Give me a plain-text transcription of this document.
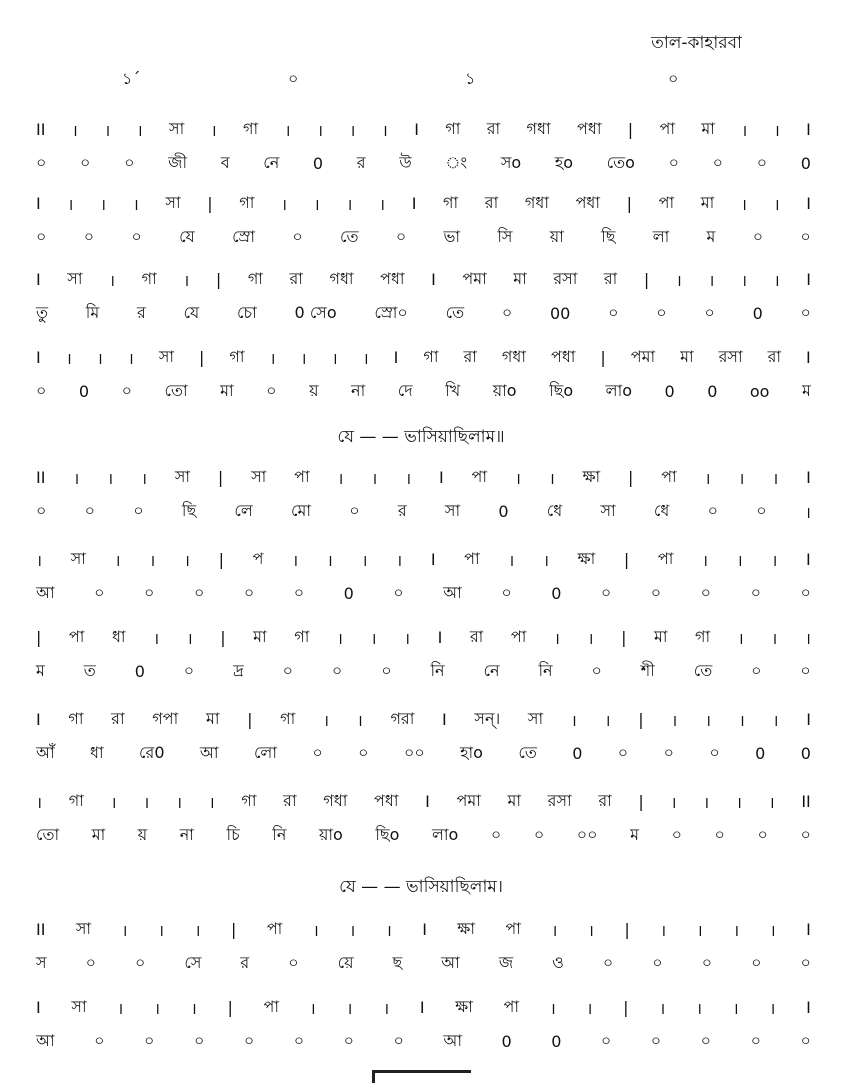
তাল-কাহারবা
১´	০	১	০
II । । । সা । গা । । । । I গা রা গধা পধা | পা মা । । I
০ ০ ০ জী ব নে 0 র উ ং সo হo তেo ০ ০ ০ 0
I । । । সা | গা । । । । I গা রা গধা পধা | পা মা । । I
০ ০ ০ যে স্রো ০ তে ০ ভা সি য়া ছি লা ম ০ ০
I সা । গা । | গা রা গধা পধা I পমা মা রসা রা | । । । । I
তু মি র যে চো 0 সেo স্রো০ তে ০ 00 ০ ০ ০ 0 ০
I । । । সা | গা । । । । I গা রা গধা পধা | পমা মা রসা রা I
০ 0 ০ তো মা ০ য় না দে খি য়াo ছিo লাo 0 0 oo ম
যে — — ভাসিয়াছিলাম॥
II । । । সা | সা পা । । । I পা । । ক্ষা | পা । । । I
০ ০ ০ ছি লে মো ০ র সা 0 ধে সা ধে ০ ০ ।
। সা । । । | প । । । । I পা । । ক্ষা | পা । । । I
আ ০ ০ ০ ০ ০ 0 ০ আ ০ 0 ০ ০ ০ ০ ০
| পা ধা । । | মা গা । । । I রা পা । । | মা গা । । ।
ম ত 0 ০ দ্র ০ ০ ০ নি নে নি ০ শী তে ০ ০
I গা রা গপা মা | গা । । গরা I সন্। সা । । | । । । । I
আঁ ধা রে0 আ লো ০ ০ ০০ হাo তে 0 ০ ০ ০ 0 0
। গা । । । । গা রা গধা পধা I পমা মা রসা রা | । । । । II
তো মা য় না চি নি য়াo ছিo লাo ০ ০ ০০ ম ০ ০ ০ ০
যে — — ভাসিয়াছিলাম।
II সা । । । | পা । । । I ক্ষা পা । । | । । । । I
স ০ ০ সে র ০ য়ে ছ আ জ ও ০ ০ ০ ০ ০
I সা । । । | পা । । । I ক্ষা পা । । | । । । । I
আ ০ ০ ০ ০ ০ ০ ০ আ 0 0 ০ ০ ০ ০ ০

**WHAT THE EXERCISE ASKS:** Restate the data above word for word. Skip every picture.

**EXERCISE RESULT:**
Give me a plain-text transcription of this document.
তাল-কাহারবা
১´	০	১	০
II । । । সা । গা । । । । I গা রা গধা পধা | পা মা । । I
০ ০ ০ জী ব নে 0 র উ ং সo হo তেo ০ ০ ০ 0
I । । । সা | গা । । । । I গা রা গধা পধা | পা মা । । I
০ ০ ০ যে স্রো ০ তে ০ ভা সি য়া ছি লা ম ০ ০
I সা । গা । | গা রা গধা পধা I পমা মা রসা রা | । । । । I
তু মি র যে চো 0 সেo স্রো০ তে ০ 00 ০ ০ ০ 0 ০
I । । । সা | গা । । । । I গা রা গধা পধা | পমা মা রসা রা I
০ 0 ০ তো মা ০ য় না দে খি য়াo ছিo লাo 0 0 oo ম
যে — — ভাসিয়াছিলাম॥
II । । । সা | সা পা । । । I পা । । ক্ষা | পা । । । I
০ ০ ০ ছি লে মো ০ র সা 0 ধে সা ধে ০ ০ ।
। সা । । । | প । । । । I পা । । ক্ষা | পা । । । I
আ ০ ০ ০ ০ ০ 0 ০ আ ০ 0 ০ ০ ০ ০ ০
| পা ধা । । | মা গা । । । I রা পা । । | মা গা । । ।
ম ত 0 ০ দ্র ০ ০ ০ নি নে নি ০ শী তে ০ ০
I গা রা গপা মা | গা । । গরা I সন্। সা । । | । । । । I
আঁ ধা রে0 আ লো ০ ০ ০০ হাo তে 0 ০ ০ ০ 0 0
। গা । । । । গা রা গধা পধা I পমা মা রসা রা | । । । । II
তো মা য় না চি নি য়াo ছিo লাo ০ ০ ০০ ম ০ ০ ০ ০
যে — — ভাসিয়াছিলাম।
II সা । । । | পা । । । I ক্ষা পা । । | । । । । I
স ০ ০ সে র ০ য়ে ছ আ জ ও ০ ০ ০ ০ ০
I সা । । । | পা । । । I ক্ষা পা । । | । । । । I
আ ০ ০ ০ ০ ০ ০ ০ আ 0 0 ০ ০ ০ ০ ০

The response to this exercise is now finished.